(Collection entries)
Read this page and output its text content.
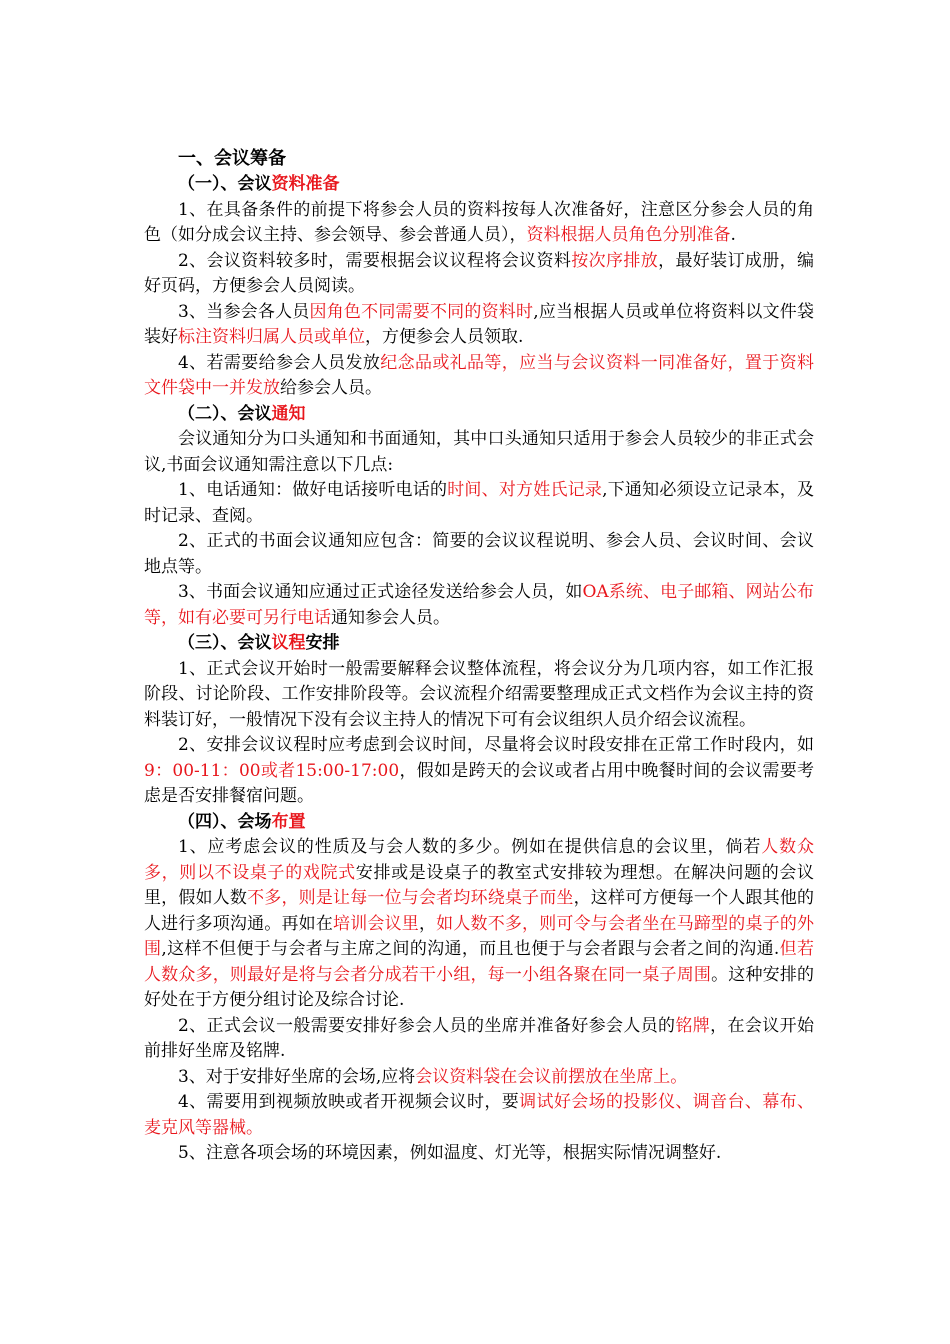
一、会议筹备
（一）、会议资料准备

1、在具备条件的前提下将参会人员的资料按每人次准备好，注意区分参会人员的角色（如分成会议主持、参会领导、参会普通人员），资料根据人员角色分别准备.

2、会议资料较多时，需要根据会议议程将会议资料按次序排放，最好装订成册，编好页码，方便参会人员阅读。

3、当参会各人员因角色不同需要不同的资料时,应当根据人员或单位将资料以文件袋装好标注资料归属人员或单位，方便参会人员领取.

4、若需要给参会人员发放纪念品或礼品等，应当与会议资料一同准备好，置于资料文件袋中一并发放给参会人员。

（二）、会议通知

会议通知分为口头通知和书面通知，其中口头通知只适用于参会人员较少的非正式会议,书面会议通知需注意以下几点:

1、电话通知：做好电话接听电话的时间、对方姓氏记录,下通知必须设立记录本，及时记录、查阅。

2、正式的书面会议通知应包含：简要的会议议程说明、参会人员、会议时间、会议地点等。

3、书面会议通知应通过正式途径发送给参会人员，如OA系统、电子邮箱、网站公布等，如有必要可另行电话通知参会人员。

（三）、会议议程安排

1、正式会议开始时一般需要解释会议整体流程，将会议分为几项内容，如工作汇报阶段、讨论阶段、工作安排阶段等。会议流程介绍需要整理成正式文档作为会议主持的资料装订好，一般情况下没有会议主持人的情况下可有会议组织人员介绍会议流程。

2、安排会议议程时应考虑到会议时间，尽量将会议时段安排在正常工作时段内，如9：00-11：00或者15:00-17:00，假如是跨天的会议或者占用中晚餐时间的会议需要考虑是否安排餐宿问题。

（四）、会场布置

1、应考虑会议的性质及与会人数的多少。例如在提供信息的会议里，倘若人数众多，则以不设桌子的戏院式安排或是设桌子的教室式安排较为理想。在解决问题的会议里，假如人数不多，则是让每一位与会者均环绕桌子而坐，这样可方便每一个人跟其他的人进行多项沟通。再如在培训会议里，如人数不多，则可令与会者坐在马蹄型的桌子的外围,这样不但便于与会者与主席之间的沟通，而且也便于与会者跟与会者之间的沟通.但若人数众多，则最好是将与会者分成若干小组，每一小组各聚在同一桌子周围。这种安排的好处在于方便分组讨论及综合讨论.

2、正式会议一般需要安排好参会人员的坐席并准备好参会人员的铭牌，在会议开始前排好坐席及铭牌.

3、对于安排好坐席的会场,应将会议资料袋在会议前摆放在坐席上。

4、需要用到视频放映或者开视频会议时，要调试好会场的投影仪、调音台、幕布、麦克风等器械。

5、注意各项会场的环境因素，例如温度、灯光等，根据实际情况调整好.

## WRITTEN PROBLEM:
Reproduce each entry verbatim, excluding any embedded images.

## REPLY TO THE TASK:
Read this page and output its text content.
一、会议筹备
（一）、会议资料准备

1、在具备条件的前提下将参会人员的资料按每人次准备好，注意区分参会人员的角色（如分成会议主持、参会领导、参会普通人员），资料根据人员角色分别准备.

2、会议资料较多时，需要根据会议议程将会议资料按次序排放，最好装订成册，编好页码，方便参会人员阅读。

3、当参会各人员因角色不同需要不同的资料时,应当根据人员或单位将资料以文件袋装好标注资料归属人员或单位，方便参会人员领取.

4、若需要给参会人员发放纪念品或礼品等，应当与会议资料一同准备好，置于资料文件袋中一并发放给参会人员。

（二）、会议通知

会议通知分为口头通知和书面通知，其中口头通知只适用于参会人员较少的非正式会议,书面会议通知需注意以下几点:

1、电话通知：做好电话接听电话的时间、对方姓氏记录,下通知必须设立记录本，及时记录、查阅。

2、正式的书面会议通知应包含：简要的会议议程说明、参会人员、会议时间、会议地点等。

3、书面会议通知应通过正式途径发送给参会人员，如OA系统、电子邮箱、网站公布等，如有必要可另行电话通知参会人员。

（三）、会议议程安排

1、正式会议开始时一般需要解释会议整体流程，将会议分为几项内容，如工作汇报阶段、讨论阶段、工作安排阶段等。会议流程介绍需要整理成正式文档作为会议主持的资料装订好，一般情况下没有会议主持人的情况下可有会议组织人员介绍会议流程。

2、安排会议议程时应考虑到会议时间，尽量将会议时段安排在正常工作时段内，如9：00-11：00或者15:00-17:00，假如是跨天的会议或者占用中晚餐时间的会议需要考虑是否安排餐宿问题。

（四）、会场布置

1、应考虑会议的性质及与会人数的多少。例如在提供信息的会议里，倘若人数众多，则以不设桌子的戏院式安排或是设桌子的教室式安排较为理想。在解决问题的会议里，假如人数不多，则是让每一位与会者均环绕桌子而坐，这样可方便每一个人跟其他的人进行多项沟通。再如在培训会议里，如人数不多，则可令与会者坐在马蹄型的桌子的外围,这样不但便于与会者与主席之间的沟通，而且也便于与会者跟与会者之间的沟通.但若人数众多，则最好是将与会者分成若干小组，每一小组各聚在同一桌子周围。这种安排的好处在于方便分组讨论及综合讨论.

2、正式会议一般需要安排好参会人员的坐席并准备好参会人员的铭牌，在会议开始前排好坐席及铭牌.

3、对于安排好坐席的会场,应将会议资料袋在会议前摆放在坐席上。

4、需要用到视频放映或者开视频会议时，要调试好会场的投影仪、调音台、幕布、麦克风等器械。

5、注意各项会场的环境因素，例如温度、灯光等，根据实际情况调整好.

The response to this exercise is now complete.